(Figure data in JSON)
▬▬▬

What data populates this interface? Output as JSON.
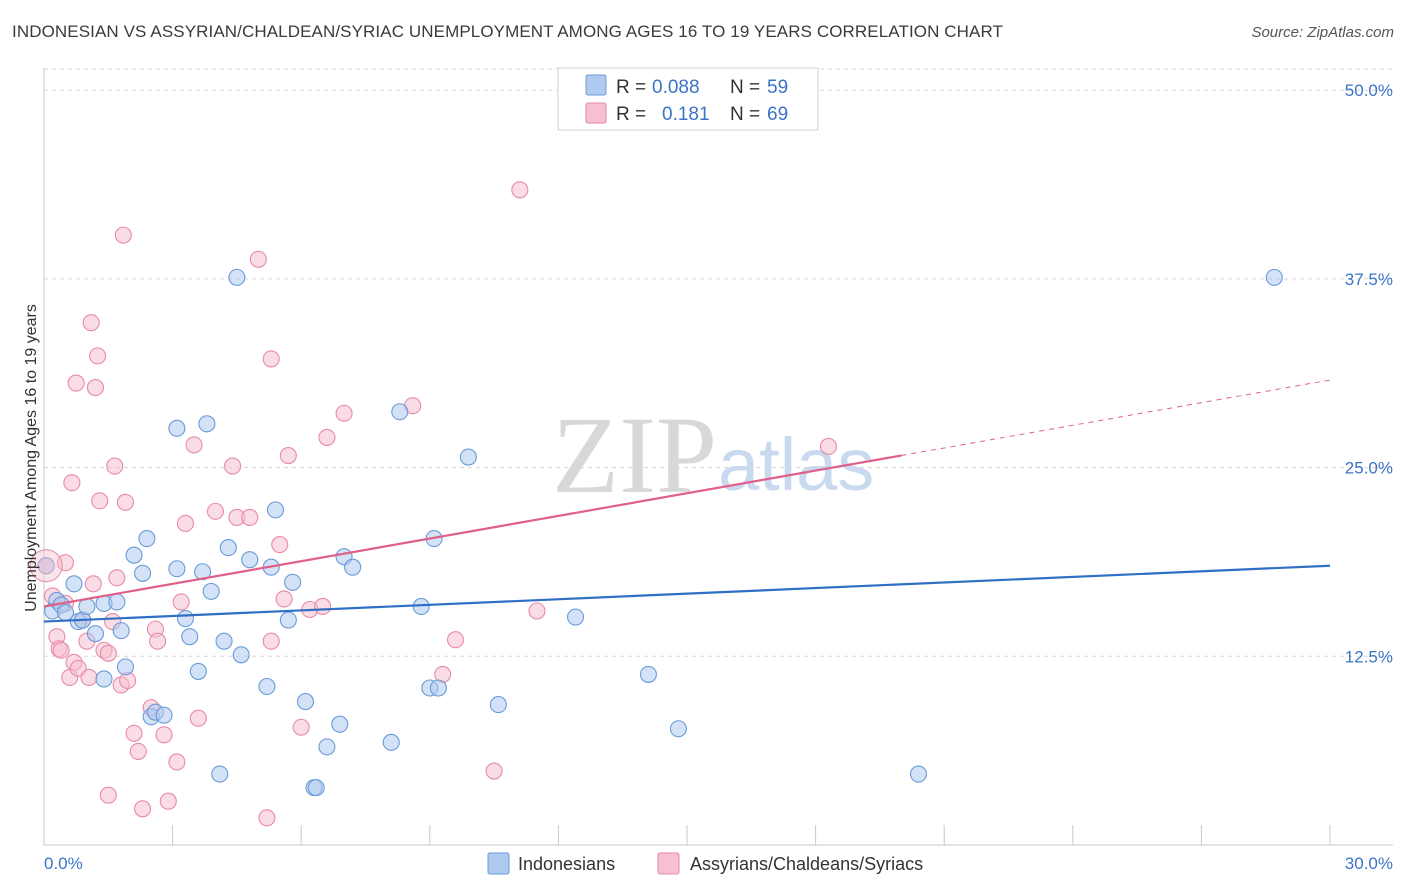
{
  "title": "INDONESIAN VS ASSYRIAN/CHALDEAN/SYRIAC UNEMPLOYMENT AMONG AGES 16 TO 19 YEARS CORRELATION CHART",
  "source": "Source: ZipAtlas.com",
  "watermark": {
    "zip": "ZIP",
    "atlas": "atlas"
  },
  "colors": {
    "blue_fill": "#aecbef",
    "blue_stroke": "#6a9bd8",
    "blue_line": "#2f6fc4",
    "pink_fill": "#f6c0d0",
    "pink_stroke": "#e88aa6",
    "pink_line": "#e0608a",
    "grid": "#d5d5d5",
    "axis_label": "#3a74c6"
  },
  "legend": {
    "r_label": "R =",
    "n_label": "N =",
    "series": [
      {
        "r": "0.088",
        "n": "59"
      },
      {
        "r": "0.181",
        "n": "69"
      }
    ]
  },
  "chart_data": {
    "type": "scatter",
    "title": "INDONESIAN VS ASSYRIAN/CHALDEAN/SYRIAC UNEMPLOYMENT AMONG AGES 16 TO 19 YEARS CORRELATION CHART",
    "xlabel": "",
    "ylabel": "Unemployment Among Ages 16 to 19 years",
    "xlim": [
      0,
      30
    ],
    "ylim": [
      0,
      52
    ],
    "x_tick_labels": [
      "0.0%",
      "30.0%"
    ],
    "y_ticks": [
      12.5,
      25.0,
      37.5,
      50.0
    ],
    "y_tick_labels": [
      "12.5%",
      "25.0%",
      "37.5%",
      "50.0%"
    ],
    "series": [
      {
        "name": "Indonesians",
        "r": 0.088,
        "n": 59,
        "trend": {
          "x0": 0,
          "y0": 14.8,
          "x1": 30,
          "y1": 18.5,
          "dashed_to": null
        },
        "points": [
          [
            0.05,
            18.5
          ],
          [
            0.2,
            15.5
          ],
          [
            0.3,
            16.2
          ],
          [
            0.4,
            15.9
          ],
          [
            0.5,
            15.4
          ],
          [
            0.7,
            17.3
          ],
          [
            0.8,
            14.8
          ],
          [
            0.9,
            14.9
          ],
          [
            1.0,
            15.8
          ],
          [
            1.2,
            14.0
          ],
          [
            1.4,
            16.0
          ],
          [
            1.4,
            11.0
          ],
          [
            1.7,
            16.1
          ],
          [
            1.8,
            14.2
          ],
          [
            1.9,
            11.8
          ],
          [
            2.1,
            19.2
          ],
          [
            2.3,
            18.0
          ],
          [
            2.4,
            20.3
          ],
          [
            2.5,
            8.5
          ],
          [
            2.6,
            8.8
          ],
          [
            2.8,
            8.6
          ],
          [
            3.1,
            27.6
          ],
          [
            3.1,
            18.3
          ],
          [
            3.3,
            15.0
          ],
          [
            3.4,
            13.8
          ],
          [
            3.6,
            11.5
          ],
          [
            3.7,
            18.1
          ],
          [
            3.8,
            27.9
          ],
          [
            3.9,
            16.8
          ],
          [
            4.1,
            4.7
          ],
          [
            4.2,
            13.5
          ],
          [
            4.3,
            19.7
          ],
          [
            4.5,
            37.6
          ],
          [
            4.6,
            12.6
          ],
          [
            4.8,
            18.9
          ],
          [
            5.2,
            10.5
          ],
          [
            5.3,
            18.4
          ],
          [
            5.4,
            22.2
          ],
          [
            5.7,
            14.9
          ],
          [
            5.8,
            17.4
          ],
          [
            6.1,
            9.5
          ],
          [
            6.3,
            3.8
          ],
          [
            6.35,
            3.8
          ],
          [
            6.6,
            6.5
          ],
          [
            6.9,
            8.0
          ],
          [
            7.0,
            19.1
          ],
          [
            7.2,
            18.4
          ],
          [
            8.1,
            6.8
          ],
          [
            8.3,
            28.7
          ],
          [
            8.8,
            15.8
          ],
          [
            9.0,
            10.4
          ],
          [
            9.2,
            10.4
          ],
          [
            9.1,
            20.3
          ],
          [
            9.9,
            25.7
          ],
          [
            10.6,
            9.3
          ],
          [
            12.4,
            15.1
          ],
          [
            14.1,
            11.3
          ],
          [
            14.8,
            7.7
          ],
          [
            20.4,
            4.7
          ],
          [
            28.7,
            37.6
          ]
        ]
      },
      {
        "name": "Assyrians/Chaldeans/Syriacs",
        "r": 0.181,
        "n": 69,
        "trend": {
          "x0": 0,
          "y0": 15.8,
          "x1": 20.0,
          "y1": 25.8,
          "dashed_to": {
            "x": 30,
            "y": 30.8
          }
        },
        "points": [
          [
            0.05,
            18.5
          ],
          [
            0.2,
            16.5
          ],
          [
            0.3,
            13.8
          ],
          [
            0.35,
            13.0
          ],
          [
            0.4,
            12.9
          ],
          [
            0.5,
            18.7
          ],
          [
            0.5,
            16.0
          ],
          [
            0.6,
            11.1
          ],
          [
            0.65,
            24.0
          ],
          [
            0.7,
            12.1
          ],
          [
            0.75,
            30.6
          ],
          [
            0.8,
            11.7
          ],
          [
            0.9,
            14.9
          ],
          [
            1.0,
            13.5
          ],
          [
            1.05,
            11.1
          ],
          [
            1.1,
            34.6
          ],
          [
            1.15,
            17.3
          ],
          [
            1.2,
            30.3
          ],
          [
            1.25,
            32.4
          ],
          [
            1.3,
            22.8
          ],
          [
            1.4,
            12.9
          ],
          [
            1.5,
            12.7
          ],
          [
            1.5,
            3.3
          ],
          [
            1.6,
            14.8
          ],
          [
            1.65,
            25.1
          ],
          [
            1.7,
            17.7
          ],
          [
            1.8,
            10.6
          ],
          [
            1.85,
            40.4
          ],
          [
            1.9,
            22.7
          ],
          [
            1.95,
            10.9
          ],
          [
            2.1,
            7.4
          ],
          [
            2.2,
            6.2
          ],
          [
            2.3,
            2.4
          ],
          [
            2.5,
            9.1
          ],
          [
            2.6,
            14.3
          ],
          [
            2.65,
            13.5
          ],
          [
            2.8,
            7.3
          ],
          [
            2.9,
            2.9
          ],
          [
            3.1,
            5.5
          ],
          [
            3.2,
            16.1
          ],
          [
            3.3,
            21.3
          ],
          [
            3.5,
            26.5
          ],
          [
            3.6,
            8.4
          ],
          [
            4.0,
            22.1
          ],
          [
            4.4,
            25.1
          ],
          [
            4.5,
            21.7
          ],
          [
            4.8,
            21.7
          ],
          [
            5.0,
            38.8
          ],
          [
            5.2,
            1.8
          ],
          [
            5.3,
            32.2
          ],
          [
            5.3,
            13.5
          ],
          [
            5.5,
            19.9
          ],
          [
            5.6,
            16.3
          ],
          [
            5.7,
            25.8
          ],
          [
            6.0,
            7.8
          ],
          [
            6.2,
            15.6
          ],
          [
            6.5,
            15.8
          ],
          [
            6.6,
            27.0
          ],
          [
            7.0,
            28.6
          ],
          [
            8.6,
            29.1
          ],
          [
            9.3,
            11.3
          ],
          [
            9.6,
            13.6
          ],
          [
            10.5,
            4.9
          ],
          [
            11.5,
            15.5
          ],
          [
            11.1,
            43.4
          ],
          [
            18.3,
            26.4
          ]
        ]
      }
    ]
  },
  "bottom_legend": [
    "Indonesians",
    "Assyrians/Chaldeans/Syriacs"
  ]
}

▬▬▬

| Aim of the exercise |
Repeat the records above exactly, leaving out any pictures they contain.

| Solved exercise |
What data populates this interface? Output as JSON.
{
  "title": "INDONESIAN VS ASSYRIAN/CHALDEAN/SYRIAC UNEMPLOYMENT AMONG AGES 16 TO 19 YEARS CORRELATION CHART",
  "source": "Source: ZipAtlas.com",
  "watermark": {
    "zip": "ZIP",
    "atlas": "atlas"
  },
  "colors": {
    "blue_fill": "#aecbef",
    "blue_stroke": "#6a9bd8",
    "blue_line": "#2f6fc4",
    "pink_fill": "#f6c0d0",
    "pink_stroke": "#e88aa6",
    "pink_line": "#e0608a",
    "grid": "#d5d5d5",
    "axis_label": "#3a74c6"
  },
  "legend": {
    "r_label": "R =",
    "n_label": "N =",
    "series": [
      {
        "r": "0.088",
        "n": "59"
      },
      {
        "r": "0.181",
        "n": "69"
      }
    ]
  },
  "chart_data": {
    "type": "scatter",
    "title": "INDONESIAN VS ASSYRIAN/CHALDEAN/SYRIAC UNEMPLOYMENT AMONG AGES 16 TO 19 YEARS CORRELATION CHART",
    "xlabel": "",
    "ylabel": "Unemployment Among Ages 16 to 19 years",
    "xlim": [
      0,
      30
    ],
    "ylim": [
      0,
      52
    ],
    "x_tick_labels": [
      "0.0%",
      "30.0%"
    ],
    "y_ticks": [
      12.5,
      25.0,
      37.5,
      50.0
    ],
    "y_tick_labels": [
      "12.5%",
      "25.0%",
      "37.5%",
      "50.0%"
    ],
    "series": [
      {
        "name": "Indonesians",
        "r": 0.088,
        "n": 59,
        "trend": {
          "x0": 0,
          "y0": 14.8,
          "x1": 30,
          "y1": 18.5,
          "dashed_to": null
        },
        "points": [
          [
            0.05,
            18.5
          ],
          [
            0.2,
            15.5
          ],
          [
            0.3,
            16.2
          ],
          [
            0.4,
            15.9
          ],
          [
            0.5,
            15.4
          ],
          [
            0.7,
            17.3
          ],
          [
            0.8,
            14.8
          ],
          [
            0.9,
            14.9
          ],
          [
            1.0,
            15.8
          ],
          [
            1.2,
            14.0
          ],
          [
            1.4,
            16.0
          ],
          [
            1.4,
            11.0
          ],
          [
            1.7,
            16.1
          ],
          [
            1.8,
            14.2
          ],
          [
            1.9,
            11.8
          ],
          [
            2.1,
            19.2
          ],
          [
            2.3,
            18.0
          ],
          [
            2.4,
            20.3
          ],
          [
            2.5,
            8.5
          ],
          [
            2.6,
            8.8
          ],
          [
            2.8,
            8.6
          ],
          [
            3.1,
            27.6
          ],
          [
            3.1,
            18.3
          ],
          [
            3.3,
            15.0
          ],
          [
            3.4,
            13.8
          ],
          [
            3.6,
            11.5
          ],
          [
            3.7,
            18.1
          ],
          [
            3.8,
            27.9
          ],
          [
            3.9,
            16.8
          ],
          [
            4.1,
            4.7
          ],
          [
            4.2,
            13.5
          ],
          [
            4.3,
            19.7
          ],
          [
            4.5,
            37.6
          ],
          [
            4.6,
            12.6
          ],
          [
            4.8,
            18.9
          ],
          [
            5.2,
            10.5
          ],
          [
            5.3,
            18.4
          ],
          [
            5.4,
            22.2
          ],
          [
            5.7,
            14.9
          ],
          [
            5.8,
            17.4
          ],
          [
            6.1,
            9.5
          ],
          [
            6.3,
            3.8
          ],
          [
            6.35,
            3.8
          ],
          [
            6.6,
            6.5
          ],
          [
            6.9,
            8.0
          ],
          [
            7.0,
            19.1
          ],
          [
            7.2,
            18.4
          ],
          [
            8.1,
            6.8
          ],
          [
            8.3,
            28.7
          ],
          [
            8.8,
            15.8
          ],
          [
            9.0,
            10.4
          ],
          [
            9.2,
            10.4
          ],
          [
            9.1,
            20.3
          ],
          [
            9.9,
            25.7
          ],
          [
            10.6,
            9.3
          ],
          [
            12.4,
            15.1
          ],
          [
            14.1,
            11.3
          ],
          [
            14.8,
            7.7
          ],
          [
            20.4,
            4.7
          ],
          [
            28.7,
            37.6
          ]
        ]
      },
      {
        "name": "Assyrians/Chaldeans/Syriacs",
        "r": 0.181,
        "n": 69,
        "trend": {
          "x0": 0,
          "y0": 15.8,
          "x1": 20.0,
          "y1": 25.8,
          "dashed_to": {
            "x": 30,
            "y": 30.8
          }
        },
        "points": [
          [
            0.05,
            18.5
          ],
          [
            0.2,
            16.5
          ],
          [
            0.3,
            13.8
          ],
          [
            0.35,
            13.0
          ],
          [
            0.4,
            12.9
          ],
          [
            0.5,
            18.7
          ],
          [
            0.5,
            16.0
          ],
          [
            0.6,
            11.1
          ],
          [
            0.65,
            24.0
          ],
          [
            0.7,
            12.1
          ],
          [
            0.75,
            30.6
          ],
          [
            0.8,
            11.7
          ],
          [
            0.9,
            14.9
          ],
          [
            1.0,
            13.5
          ],
          [
            1.05,
            11.1
          ],
          [
            1.1,
            34.6
          ],
          [
            1.15,
            17.3
          ],
          [
            1.2,
            30.3
          ],
          [
            1.25,
            32.4
          ],
          [
            1.3,
            22.8
          ],
          [
            1.4,
            12.9
          ],
          [
            1.5,
            12.7
          ],
          [
            1.5,
            3.3
          ],
          [
            1.6,
            14.8
          ],
          [
            1.65,
            25.1
          ],
          [
            1.7,
            17.7
          ],
          [
            1.8,
            10.6
          ],
          [
            1.85,
            40.4
          ],
          [
            1.9,
            22.7
          ],
          [
            1.95,
            10.9
          ],
          [
            2.1,
            7.4
          ],
          [
            2.2,
            6.2
          ],
          [
            2.3,
            2.4
          ],
          [
            2.5,
            9.1
          ],
          [
            2.6,
            14.3
          ],
          [
            2.65,
            13.5
          ],
          [
            2.8,
            7.3
          ],
          [
            2.9,
            2.9
          ],
          [
            3.1,
            5.5
          ],
          [
            3.2,
            16.1
          ],
          [
            3.3,
            21.3
          ],
          [
            3.5,
            26.5
          ],
          [
            3.6,
            8.4
          ],
          [
            4.0,
            22.1
          ],
          [
            4.4,
            25.1
          ],
          [
            4.5,
            21.7
          ],
          [
            4.8,
            21.7
          ],
          [
            5.0,
            38.8
          ],
          [
            5.2,
            1.8
          ],
          [
            5.3,
            32.2
          ],
          [
            5.3,
            13.5
          ],
          [
            5.5,
            19.9
          ],
          [
            5.6,
            16.3
          ],
          [
            5.7,
            25.8
          ],
          [
            6.0,
            7.8
          ],
          [
            6.2,
            15.6
          ],
          [
            6.5,
            15.8
          ],
          [
            6.6,
            27.0
          ],
          [
            7.0,
            28.6
          ],
          [
            8.6,
            29.1
          ],
          [
            9.3,
            11.3
          ],
          [
            9.6,
            13.6
          ],
          [
            10.5,
            4.9
          ],
          [
            11.5,
            15.5
          ],
          [
            11.1,
            43.4
          ],
          [
            18.3,
            26.4
          ]
        ]
      }
    ]
  },
  "bottom_legend": [
    "Indonesians",
    "Assyrians/Chaldeans/Syriacs"
  ]
}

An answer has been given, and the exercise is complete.